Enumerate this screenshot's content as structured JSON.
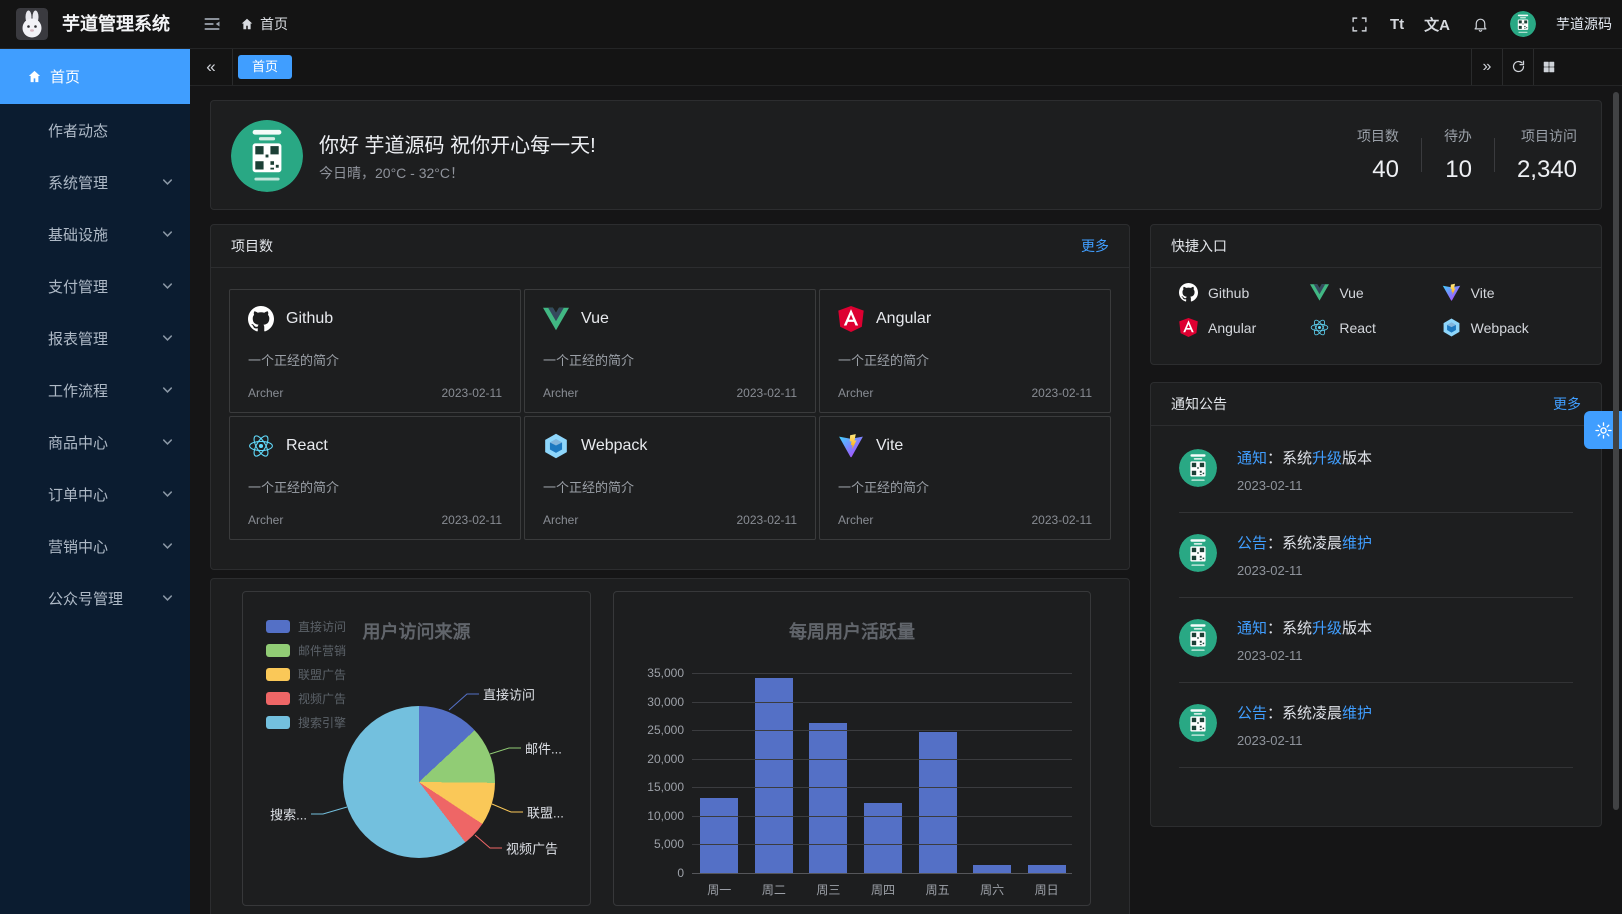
{
  "theme": {
    "accent": "#409eff",
    "sidebar_bg": "#0b1c30",
    "card_bg": "#1d1e1f",
    "page_bg": "#151516",
    "avatar_green": "#29a884"
  },
  "header": {
    "app_title": "芋道管理系统",
    "breadcrumb": {
      "home": "首页"
    },
    "icons": [
      "fullscreen-icon",
      "font-size-icon",
      "translate-icon",
      "bell-icon"
    ],
    "font_size_label": "Tt",
    "translate_label": "文A",
    "user": {
      "name": "芋道源码"
    }
  },
  "sidebar": {
    "items": [
      {
        "label": "首页",
        "active": true,
        "expandable": false
      },
      {
        "label": "作者动态",
        "active": false,
        "expandable": false
      },
      {
        "label": "系统管理",
        "active": false,
        "expandable": true
      },
      {
        "label": "基础设施",
        "active": false,
        "expandable": true
      },
      {
        "label": "支付管理",
        "active": false,
        "expandable": true
      },
      {
        "label": "报表管理",
        "active": false,
        "expandable": true
      },
      {
        "label": "工作流程",
        "active": false,
        "expandable": true
      },
      {
        "label": "商品中心",
        "active": false,
        "expandable": true
      },
      {
        "label": "订单中心",
        "active": false,
        "expandable": true
      },
      {
        "label": "营销中心",
        "active": false,
        "expandable": true
      },
      {
        "label": "公众号管理",
        "active": false,
        "expandable": true
      }
    ]
  },
  "tabbar": {
    "tabs": [
      {
        "label": "首页",
        "active": true
      }
    ]
  },
  "welcome": {
    "greeting": "你好 芋道源码 祝你开心每一天!",
    "weather": "今日晴，20°C - 32°C！",
    "stats": [
      {
        "label": "项目数",
        "value": "40"
      },
      {
        "label": "待办",
        "value": "10"
      },
      {
        "label": "项目访问",
        "value": "2,340"
      }
    ]
  },
  "projects": {
    "title": "项目数",
    "more_label": "更多",
    "items": [
      {
        "icon": "github-icon",
        "name": "Github",
        "desc": "一个正经的简介",
        "author": "Archer",
        "date": "2023-02-11"
      },
      {
        "icon": "vue-icon",
        "name": "Vue",
        "desc": "一个正经的简介",
        "author": "Archer",
        "date": "2023-02-11"
      },
      {
        "icon": "angular-icon",
        "name": "Angular",
        "desc": "一个正经的简介",
        "author": "Archer",
        "date": "2023-02-11"
      },
      {
        "icon": "react-icon",
        "name": "React",
        "desc": "一个正经的简介",
        "author": "Archer",
        "date": "2023-02-11"
      },
      {
        "icon": "webpack-icon",
        "name": "Webpack",
        "desc": "一个正经的简介",
        "author": "Archer",
        "date": "2023-02-11"
      },
      {
        "icon": "vite-icon",
        "name": "Vite",
        "desc": "一个正经的简介",
        "author": "Archer",
        "date": "2023-02-11"
      }
    ]
  },
  "shortcuts": {
    "title": "快捷入口",
    "items": [
      {
        "icon": "github-icon",
        "label": "Github"
      },
      {
        "icon": "vue-icon",
        "label": "Vue"
      },
      {
        "icon": "vite-icon",
        "label": "Vite"
      },
      {
        "icon": "angular-icon",
        "label": "Angular"
      },
      {
        "icon": "react-icon",
        "label": "React"
      },
      {
        "icon": "webpack-icon",
        "label": "Webpack"
      }
    ]
  },
  "notices": {
    "title": "通知公告",
    "more_label": "更多",
    "items": [
      {
        "segments": [
          {
            "text": "通知",
            "highlight": true
          },
          {
            "text": "：系统",
            "highlight": false
          },
          {
            "text": "升级",
            "highlight": true
          },
          {
            "text": "版本",
            "highlight": false
          }
        ],
        "date": "2023-02-11"
      },
      {
        "segments": [
          {
            "text": "公告",
            "highlight": true
          },
          {
            "text": "：系统凌晨",
            "highlight": false
          },
          {
            "text": "维护",
            "highlight": true
          }
        ],
        "date": "2023-02-11"
      },
      {
        "segments": [
          {
            "text": "通知",
            "highlight": true
          },
          {
            "text": "：系统",
            "highlight": false
          },
          {
            "text": "升级",
            "highlight": true
          },
          {
            "text": "版本",
            "highlight": false
          }
        ],
        "date": "2023-02-11"
      },
      {
        "segments": [
          {
            "text": "公告",
            "highlight": true
          },
          {
            "text": "：系统凌晨",
            "highlight": false
          },
          {
            "text": "维护",
            "highlight": true
          }
        ],
        "date": "2023-02-11"
      }
    ]
  },
  "chart_data": [
    {
      "type": "pie",
      "title": "用户访问来源",
      "legend_position": "left",
      "labels": [
        "直接访问",
        "邮件营销",
        "联盟广告",
        "视频广告",
        "搜索引擎"
      ],
      "values": [
        335,
        310,
        234,
        135,
        1548
      ],
      "colors": [
        "#5470c6",
        "#91cc75",
        "#fac858",
        "#ee6666",
        "#73c0de"
      ],
      "callout_labels": [
        "直接访问",
        "邮件...",
        "联盟...",
        "视频广告",
        "搜索..."
      ]
    },
    {
      "type": "bar",
      "title": "每周用户活跃量",
      "categories": [
        "周一",
        "周二",
        "周三",
        "周四",
        "周五",
        "周六",
        "周日"
      ],
      "values": [
        13200,
        34200,
        26300,
        12300,
        24600,
        1400,
        1400
      ],
      "bar_color": "#5470c6",
      "xlabel": "",
      "ylabel": "",
      "ylim": [
        0,
        35000
      ],
      "ytick_step": 5000,
      "ytick_labels": [
        "0",
        "5,000",
        "10,000",
        "15,000",
        "20,000",
        "25,000",
        "30,000",
        "35,000"
      ],
      "grid": true,
      "legend_position": "none"
    }
  ]
}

* * *

*The problem*: Write the records above out again exactly, with no pictures in your copy.

*Solution for this problem*:
Enumerate this screenshot's content as structured JSON.
{
  "theme": {
    "accent": "#409eff",
    "sidebar_bg": "#0b1c30",
    "card_bg": "#1d1e1f",
    "page_bg": "#151516",
    "avatar_green": "#29a884"
  },
  "header": {
    "app_title": "芋道管理系统",
    "breadcrumb": {
      "home": "首页"
    },
    "icons": [
      "fullscreen-icon",
      "font-size-icon",
      "translate-icon",
      "bell-icon"
    ],
    "font_size_label": "Tt",
    "translate_label": "文A",
    "user": {
      "name": "芋道源码"
    }
  },
  "sidebar": {
    "items": [
      {
        "label": "首页",
        "active": true,
        "expandable": false
      },
      {
        "label": "作者动态",
        "active": false,
        "expandable": false
      },
      {
        "label": "系统管理",
        "active": false,
        "expandable": true
      },
      {
        "label": "基础设施",
        "active": false,
        "expandable": true
      },
      {
        "label": "支付管理",
        "active": false,
        "expandable": true
      },
      {
        "label": "报表管理",
        "active": false,
        "expandable": true
      },
      {
        "label": "工作流程",
        "active": false,
        "expandable": true
      },
      {
        "label": "商品中心",
        "active": false,
        "expandable": true
      },
      {
        "label": "订单中心",
        "active": false,
        "expandable": true
      },
      {
        "label": "营销中心",
        "active": false,
        "expandable": true
      },
      {
        "label": "公众号管理",
        "active": false,
        "expandable": true
      }
    ]
  },
  "tabbar": {
    "tabs": [
      {
        "label": "首页",
        "active": true
      }
    ]
  },
  "welcome": {
    "greeting": "你好 芋道源码 祝你开心每一天!",
    "weather": "今日晴，20°C - 32°C！",
    "stats": [
      {
        "label": "项目数",
        "value": "40"
      },
      {
        "label": "待办",
        "value": "10"
      },
      {
        "label": "项目访问",
        "value": "2,340"
      }
    ]
  },
  "projects": {
    "title": "项目数",
    "more_label": "更多",
    "items": [
      {
        "icon": "github-icon",
        "name": "Github",
        "desc": "一个正经的简介",
        "author": "Archer",
        "date": "2023-02-11"
      },
      {
        "icon": "vue-icon",
        "name": "Vue",
        "desc": "一个正经的简介",
        "author": "Archer",
        "date": "2023-02-11"
      },
      {
        "icon": "angular-icon",
        "name": "Angular",
        "desc": "一个正经的简介",
        "author": "Archer",
        "date": "2023-02-11"
      },
      {
        "icon": "react-icon",
        "name": "React",
        "desc": "一个正经的简介",
        "author": "Archer",
        "date": "2023-02-11"
      },
      {
        "icon": "webpack-icon",
        "name": "Webpack",
        "desc": "一个正经的简介",
        "author": "Archer",
        "date": "2023-02-11"
      },
      {
        "icon": "vite-icon",
        "name": "Vite",
        "desc": "一个正经的简介",
        "author": "Archer",
        "date": "2023-02-11"
      }
    ]
  },
  "shortcuts": {
    "title": "快捷入口",
    "items": [
      {
        "icon": "github-icon",
        "label": "Github"
      },
      {
        "icon": "vue-icon",
        "label": "Vue"
      },
      {
        "icon": "vite-icon",
        "label": "Vite"
      },
      {
        "icon": "angular-icon",
        "label": "Angular"
      },
      {
        "icon": "react-icon",
        "label": "React"
      },
      {
        "icon": "webpack-icon",
        "label": "Webpack"
      }
    ]
  },
  "notices": {
    "title": "通知公告",
    "more_label": "更多",
    "items": [
      {
        "segments": [
          {
            "text": "通知",
            "highlight": true
          },
          {
            "text": "：系统",
            "highlight": false
          },
          {
            "text": "升级",
            "highlight": true
          },
          {
            "text": "版本",
            "highlight": false
          }
        ],
        "date": "2023-02-11"
      },
      {
        "segments": [
          {
            "text": "公告",
            "highlight": true
          },
          {
            "text": "：系统凌晨",
            "highlight": false
          },
          {
            "text": "维护",
            "highlight": true
          }
        ],
        "date": "2023-02-11"
      },
      {
        "segments": [
          {
            "text": "通知",
            "highlight": true
          },
          {
            "text": "：系统",
            "highlight": false
          },
          {
            "text": "升级",
            "highlight": true
          },
          {
            "text": "版本",
            "highlight": false
          }
        ],
        "date": "2023-02-11"
      },
      {
        "segments": [
          {
            "text": "公告",
            "highlight": true
          },
          {
            "text": "：系统凌晨",
            "highlight": false
          },
          {
            "text": "维护",
            "highlight": true
          }
        ],
        "date": "2023-02-11"
      }
    ]
  },
  "chart_data": [
    {
      "type": "pie",
      "title": "用户访问来源",
      "legend_position": "left",
      "labels": [
        "直接访问",
        "邮件营销",
        "联盟广告",
        "视频广告",
        "搜索引擎"
      ],
      "values": [
        335,
        310,
        234,
        135,
        1548
      ],
      "colors": [
        "#5470c6",
        "#91cc75",
        "#fac858",
        "#ee6666",
        "#73c0de"
      ],
      "callout_labels": [
        "直接访问",
        "邮件...",
        "联盟...",
        "视频广告",
        "搜索..."
      ]
    },
    {
      "type": "bar",
      "title": "每周用户活跃量",
      "categories": [
        "周一",
        "周二",
        "周三",
        "周四",
        "周五",
        "周六",
        "周日"
      ],
      "values": [
        13200,
        34200,
        26300,
        12300,
        24600,
        1400,
        1400
      ],
      "bar_color": "#5470c6",
      "xlabel": "",
      "ylabel": "",
      "ylim": [
        0,
        35000
      ],
      "ytick_step": 5000,
      "ytick_labels": [
        "0",
        "5,000",
        "10,000",
        "15,000",
        "20,000",
        "25,000",
        "30,000",
        "35,000"
      ],
      "grid": true,
      "legend_position": "none"
    }
  ]
}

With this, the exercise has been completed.